__WHAT YOU SHOULD DO__: Update the bumper-sticker thread by reproducing everything from "I think you" down to "same at yours.", with "snacks" swapped for "sandwiches".

I was pulling up to the south gate of the base this morning, and the pickup ahead of me had this sticker on its rear window:
I’m not entirely sure what the point of the red E is, but it’s obvious that Rue won’t get the message without my help, seeings as how the truck is here in Jacksonville and Rue is off in the suburban wilds of Cincinnati.
So, I’ve done my duty and passed it on. And I suggest you might want to tidy the house, Rue. After all, Jesus is coming. You don’t want Jesus to think you don’t know how to use a dust rag!
Rue should make sure Lucy doesn’t bite Jesus. Rue should also make sure the boys don’t have superhero undies on. Jesus probably thinks he is super enough.
Jesus is coming - quick! run the vacuum cleaner around!"
I’m glad it’s Rue Jesus is coming to visit. My house is a mess, laundry needs doing and there’s porn on my computer.
Did Jesus mention a certain time, or is he just gonna pop in whenever? Sounds like Rue needs to get busy!
There might have been a time mentioned on the sticker, but it was dark and I could only get so close.
No suggestions about the red E?
knowing JC, he tends to wake early then nap later.
So if i were Rue i’d keep an eye out in the afternoon - after Christ has risen.
Or, FCM, is this in fact a message from Rue? Maybe he’s busy straightening up and wasn’t able to get to the computer. I saw the very same exact message[sub]or at least really, really close cause I don’t really exactly remember[/sub] in my town which isn’t anywhere near your town because if it was we surely would have gotten together by now to drink things and talk about teenage girls.
These are definitely things that make you go “hmmmm…”
Crap! Wouldn’t you know it? The Son of God is on his way over and the house is a wreck! Do you think Jesus will look in the closets?
I’m sure Jesus is too polite to go rummaging through your closets and medicine cabinet. And anyway, what would be the point? After all, he knows everything, being God and all.
I think you should just make some nice snacks - don’t go expecting him to do the fishes and loaves thing for you - and make some nice conversation. Yeah, he’s God, but he’s also a guy and I’m sure he likes the occasional small talk.
nah - when he visits me he just strolls in, grabs a beer from the fridge and plays on my gamecube.
he’ll probably be the same at yours.
See, that’s why I don’t invite him over. He’s always scamming the beers and insisting it’s “his turn”.

__INFORMATION SHOWN__:
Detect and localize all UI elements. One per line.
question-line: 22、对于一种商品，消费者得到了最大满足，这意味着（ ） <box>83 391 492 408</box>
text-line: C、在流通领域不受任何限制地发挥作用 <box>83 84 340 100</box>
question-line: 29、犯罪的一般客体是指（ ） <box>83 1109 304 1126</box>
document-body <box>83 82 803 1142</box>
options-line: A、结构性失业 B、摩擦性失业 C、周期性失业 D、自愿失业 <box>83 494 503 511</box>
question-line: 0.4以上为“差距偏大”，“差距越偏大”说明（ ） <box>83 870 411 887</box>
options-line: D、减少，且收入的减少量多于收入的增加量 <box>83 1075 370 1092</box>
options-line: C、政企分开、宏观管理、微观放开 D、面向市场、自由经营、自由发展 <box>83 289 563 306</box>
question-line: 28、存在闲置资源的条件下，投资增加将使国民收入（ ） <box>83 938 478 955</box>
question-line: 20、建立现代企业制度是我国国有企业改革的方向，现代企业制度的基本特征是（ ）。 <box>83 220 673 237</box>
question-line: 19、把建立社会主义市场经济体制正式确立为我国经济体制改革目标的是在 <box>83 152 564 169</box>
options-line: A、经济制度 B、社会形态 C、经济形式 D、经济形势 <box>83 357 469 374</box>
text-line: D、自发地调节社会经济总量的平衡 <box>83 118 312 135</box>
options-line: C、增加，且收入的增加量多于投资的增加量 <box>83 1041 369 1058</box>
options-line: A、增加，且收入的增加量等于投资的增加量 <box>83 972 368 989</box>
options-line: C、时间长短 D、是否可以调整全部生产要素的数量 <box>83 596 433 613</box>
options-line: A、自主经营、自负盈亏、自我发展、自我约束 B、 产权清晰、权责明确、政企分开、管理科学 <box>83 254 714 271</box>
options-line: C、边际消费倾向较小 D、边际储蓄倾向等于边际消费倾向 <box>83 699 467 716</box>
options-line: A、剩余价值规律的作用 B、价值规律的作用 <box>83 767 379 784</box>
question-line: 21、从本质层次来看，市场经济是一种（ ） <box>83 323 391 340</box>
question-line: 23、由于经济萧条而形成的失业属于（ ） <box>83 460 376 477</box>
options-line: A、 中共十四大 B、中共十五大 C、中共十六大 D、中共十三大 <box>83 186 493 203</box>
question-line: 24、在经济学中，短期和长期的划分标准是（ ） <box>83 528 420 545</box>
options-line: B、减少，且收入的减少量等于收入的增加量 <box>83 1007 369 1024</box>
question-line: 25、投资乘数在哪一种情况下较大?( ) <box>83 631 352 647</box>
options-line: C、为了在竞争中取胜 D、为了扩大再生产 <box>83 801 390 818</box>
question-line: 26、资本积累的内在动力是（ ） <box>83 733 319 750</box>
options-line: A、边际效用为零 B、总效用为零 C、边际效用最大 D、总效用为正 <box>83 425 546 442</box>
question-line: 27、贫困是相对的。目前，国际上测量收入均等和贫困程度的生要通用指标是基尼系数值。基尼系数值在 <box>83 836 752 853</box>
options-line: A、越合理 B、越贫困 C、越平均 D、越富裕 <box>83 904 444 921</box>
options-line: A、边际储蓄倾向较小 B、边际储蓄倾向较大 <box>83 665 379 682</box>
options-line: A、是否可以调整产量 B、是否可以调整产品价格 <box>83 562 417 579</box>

__ANSWER SECTION__:
I think you should just make some nice sandwiches - don’t go expecting him to do the fishes and loaves thing for you - and make some nice conversation. Yeah, he’s God, but he’s also a guy and I’m sure he likes the occasional small talk.
nah - when he visits me he just strolls in, grabs a beer from the fridge and plays on my gamecube.
he’ll probably be the same at yours.